• **Required work**
Copy out the forum thread on first impressions of the source code and possible performance improvements, word for word and in full.

1. This forum is obsolete and read-only. Feel free to contact us at support.keenswh.com

My first impressions, some minor potential performance improvements.

Discussion in 'Source Code' started by PoeticInjustice, Sep 23, 2016.

Thread Status:
This last post in this thread was made more than 31 days old.
  1. PoeticInjustice

    PoeticInjustice Trainee Engineer

    Messages:
    10
    This is kind of a data-dump. I'm hoping some of the info may be useful.

    I got curious, and finally downloaded the source code and got it running last week. I don't have a ton of time to devote to any fixes, but I did find some things while I was poking around with a performance profiler, and some other random observations.
    Disclaimer: some of this data was captured with the exe compiled in DEBUG mode, so can't be completely trusted.

    A ton of Debug.Fail and Debug.Assert calls being triggered. devs must not run in DEBUG? Maybe this is a result of differences in environments.

• **Provided data**
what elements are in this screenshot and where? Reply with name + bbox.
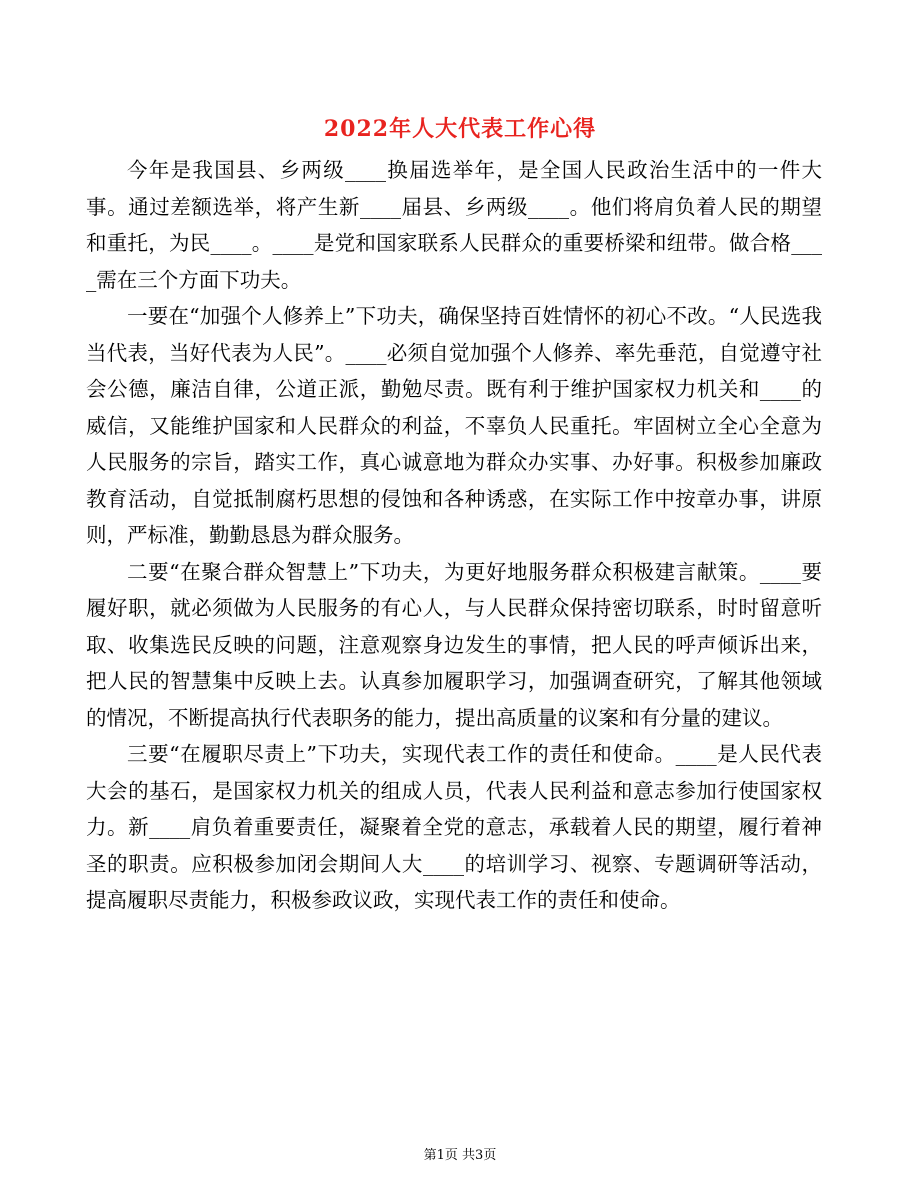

• **Result below**
1. This forum is obsolete and read-only. Feel free to contact us at support.keenswh.com

My first impressions, some minor potential performance improvements.

Discussion in 'Source Code' started by PoeticInjustice, Sep 23, 2016.

Thread Status:
This last post in this thread was made more than 31 days old.
  1. PoeticInjustice

    PoeticInjustice Trainee Engineer

    Messages:
    10
    This is kind of a data-dump. I'm hoping some of the info may be useful.

    I got curious, and finally downloaded the source code and got it running last week. I don't have a ton of time to devote to any fixes, but I did find some things while I was poking around with a performance profiler, and some other random observations.
    Disclaimer: some of this data was captured with the exe compiled in DEBUG mode, so can't be completely trusted.

    A ton of Debug.Fail and Debug.Assert calls being triggered. devs must not run in DEBUG? Maybe this is a result of differences in environments.